Data entries:
%%
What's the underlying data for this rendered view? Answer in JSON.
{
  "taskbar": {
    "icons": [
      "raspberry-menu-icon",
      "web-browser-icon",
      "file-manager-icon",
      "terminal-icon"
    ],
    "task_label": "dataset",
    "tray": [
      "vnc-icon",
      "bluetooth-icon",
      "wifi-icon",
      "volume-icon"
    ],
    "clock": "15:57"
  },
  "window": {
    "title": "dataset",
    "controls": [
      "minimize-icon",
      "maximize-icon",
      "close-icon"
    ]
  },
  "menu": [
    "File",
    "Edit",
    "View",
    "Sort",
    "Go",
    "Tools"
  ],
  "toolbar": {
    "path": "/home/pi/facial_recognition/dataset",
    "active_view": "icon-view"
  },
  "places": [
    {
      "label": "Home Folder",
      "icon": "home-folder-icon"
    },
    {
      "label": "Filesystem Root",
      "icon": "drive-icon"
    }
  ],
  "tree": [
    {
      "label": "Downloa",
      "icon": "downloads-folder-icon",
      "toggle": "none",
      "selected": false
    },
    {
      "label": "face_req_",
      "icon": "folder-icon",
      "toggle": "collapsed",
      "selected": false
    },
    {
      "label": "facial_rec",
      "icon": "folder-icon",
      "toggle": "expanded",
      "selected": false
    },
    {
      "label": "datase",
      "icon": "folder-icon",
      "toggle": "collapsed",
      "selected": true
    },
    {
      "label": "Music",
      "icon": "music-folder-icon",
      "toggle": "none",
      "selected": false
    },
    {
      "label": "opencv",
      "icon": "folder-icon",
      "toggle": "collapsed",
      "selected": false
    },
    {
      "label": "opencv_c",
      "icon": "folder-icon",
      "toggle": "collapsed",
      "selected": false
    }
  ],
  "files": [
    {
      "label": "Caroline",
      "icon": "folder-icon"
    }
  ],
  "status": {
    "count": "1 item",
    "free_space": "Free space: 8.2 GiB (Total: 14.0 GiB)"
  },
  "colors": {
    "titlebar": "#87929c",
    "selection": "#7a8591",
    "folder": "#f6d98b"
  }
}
%%
Reproduce every line of the data verbatim.

#### Reply:
What's the underlying data for this rendered view? Answer in JSON.
{
  "taskbar": {
    "icons": [
      "raspberry-menu-icon",
      "web-browser-icon",
      "file-manager-icon",
      "terminal-icon"
    ],
    "task_label": "dataset",
    "tray": [
      "vnc-icon",
      "bluetooth-icon",
      "wifi-icon",
      "volume-icon"
    ],
    "clock": "15:57"
  },
  "window": {
    "title": "dataset",
    "controls": [
      "minimize-icon",
      "maximize-icon",
      "close-icon"
    ]
  },
  "menu": [
    "File",
    "Edit",
    "View",
    "Sort",
    "Go",
    "Tools"
  ],
  "toolbar": {
    "path": "/home/pi/facial_recognition/dataset",
    "active_view": "icon-view"
  },
  "places": [
    {
      "label": "Home Folder",
      "icon": "home-folder-icon"
    },
    {
      "label": "Filesystem Root",
      "icon": "drive-icon"
    }
  ],
  "tree": [
    {
      "label": "Downloa",
      "icon": "downloads-folder-icon",
      "toggle": "none",
      "selected": false
    },
    {
      "label": "face_req_",
      "icon": "folder-icon",
      "toggle": "collapsed",
      "selected": false
    },
    {
      "label": "facial_rec",
      "icon": "folder-icon",
      "toggle": "expanded",
      "selected": false
    },
    {
      "label": "datase",
      "icon": "folder-icon",
      "toggle": "collapsed",
      "selected": true
    },
    {
      "label": "Music",
      "icon": "music-folder-icon",
      "toggle": "none",
      "selected": false
    },
    {
      "label": "opencv",
      "icon": "folder-icon",
      "toggle": "collapsed",
      "selected": false
    },
    {
      "label": "opencv_c",
      "icon": "folder-icon",
      "toggle": "collapsed",
      "selected": false
    }
  ],
  "files": [
    {
      "label": "Caroline",
      "icon": "folder-icon"
    }
  ],
  "status": {
    "count": "1 item",
    "free_space": "Free space: 8.2 GiB (Total: 14.0 GiB)"
  },
  "colors": {
    "titlebar": "#87929c",
    "selection": "#7a8591",
    "folder": "#f6d98b"
  }
}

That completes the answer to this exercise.